[START OF GIVEN DATA]

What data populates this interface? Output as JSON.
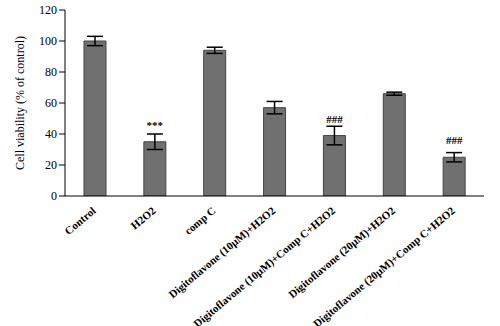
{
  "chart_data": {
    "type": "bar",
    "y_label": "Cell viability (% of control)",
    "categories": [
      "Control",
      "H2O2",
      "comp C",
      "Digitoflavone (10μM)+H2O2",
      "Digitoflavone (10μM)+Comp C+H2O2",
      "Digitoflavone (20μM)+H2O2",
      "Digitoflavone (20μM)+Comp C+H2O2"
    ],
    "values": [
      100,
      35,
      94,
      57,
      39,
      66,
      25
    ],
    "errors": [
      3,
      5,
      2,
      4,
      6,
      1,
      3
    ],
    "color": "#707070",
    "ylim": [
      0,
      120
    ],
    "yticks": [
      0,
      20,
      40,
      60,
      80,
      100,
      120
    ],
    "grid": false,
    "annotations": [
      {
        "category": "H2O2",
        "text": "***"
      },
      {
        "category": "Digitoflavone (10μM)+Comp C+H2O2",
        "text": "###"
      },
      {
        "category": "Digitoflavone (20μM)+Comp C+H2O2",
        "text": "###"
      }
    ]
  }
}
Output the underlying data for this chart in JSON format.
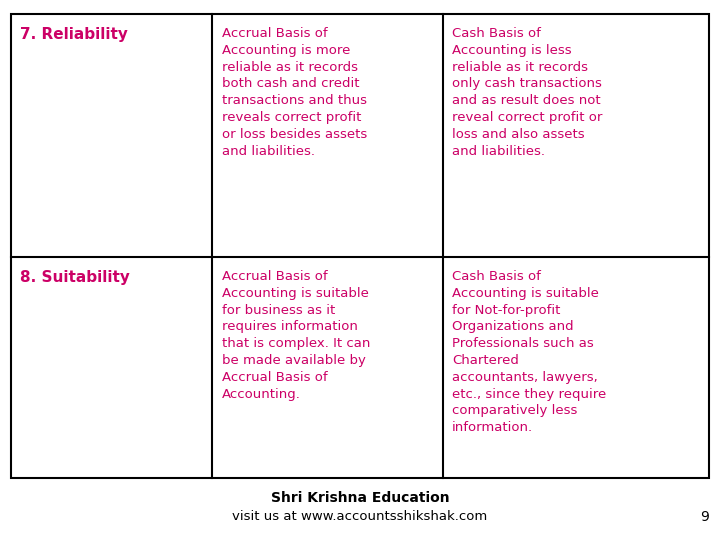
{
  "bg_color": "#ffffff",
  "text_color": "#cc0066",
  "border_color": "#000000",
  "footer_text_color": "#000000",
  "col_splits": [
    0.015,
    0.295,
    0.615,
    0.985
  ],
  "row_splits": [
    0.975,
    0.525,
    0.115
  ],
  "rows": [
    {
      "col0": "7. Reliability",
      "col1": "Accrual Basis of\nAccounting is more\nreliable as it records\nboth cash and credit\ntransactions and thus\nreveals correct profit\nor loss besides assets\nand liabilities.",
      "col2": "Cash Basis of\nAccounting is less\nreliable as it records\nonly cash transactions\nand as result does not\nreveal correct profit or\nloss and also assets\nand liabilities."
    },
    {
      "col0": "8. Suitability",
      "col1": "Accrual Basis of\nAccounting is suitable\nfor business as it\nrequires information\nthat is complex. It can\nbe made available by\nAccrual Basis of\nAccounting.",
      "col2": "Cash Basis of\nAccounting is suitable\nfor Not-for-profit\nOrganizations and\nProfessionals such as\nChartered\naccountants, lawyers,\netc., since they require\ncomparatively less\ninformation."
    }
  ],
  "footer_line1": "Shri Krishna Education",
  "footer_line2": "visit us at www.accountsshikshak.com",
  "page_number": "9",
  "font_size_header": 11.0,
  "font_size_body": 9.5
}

[END OF GIVEN DATA]
[START OF GIVEN DATA]

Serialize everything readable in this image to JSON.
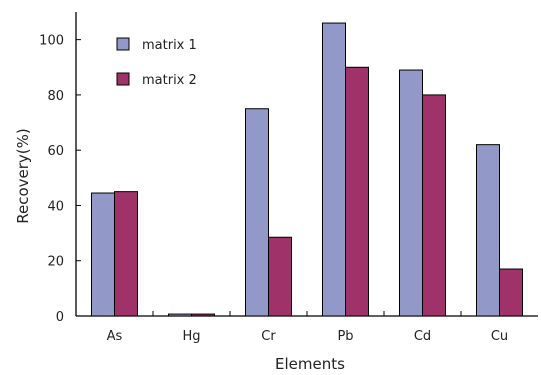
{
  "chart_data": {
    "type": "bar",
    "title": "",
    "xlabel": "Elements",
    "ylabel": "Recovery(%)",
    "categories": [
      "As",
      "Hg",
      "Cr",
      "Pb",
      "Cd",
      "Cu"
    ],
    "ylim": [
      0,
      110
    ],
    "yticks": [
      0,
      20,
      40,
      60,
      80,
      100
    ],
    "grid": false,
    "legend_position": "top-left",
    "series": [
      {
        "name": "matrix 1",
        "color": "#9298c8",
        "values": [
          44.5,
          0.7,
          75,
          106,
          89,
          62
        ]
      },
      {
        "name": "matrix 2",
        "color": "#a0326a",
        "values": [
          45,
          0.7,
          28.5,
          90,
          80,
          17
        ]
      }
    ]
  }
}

[END OF GIVEN DATA]

WORK TO BE COMPLETED —
Show each line in the entries that holds the string "liabilities".

EXERCISE OUTPUT —
      "col1": "Accrual Basis of\nAccounting is more\nreliable as it records\nboth cash and credit\ntransactions and thus\nreveals correct profit\nor loss besides assets\nand liabilities.",
      "col2": "Cash Basis of\nAccounting is less\nreliable as it records\nonly cash transactions\nand as result does not\nreveal correct profit or\nloss and also assets\nand liabilities."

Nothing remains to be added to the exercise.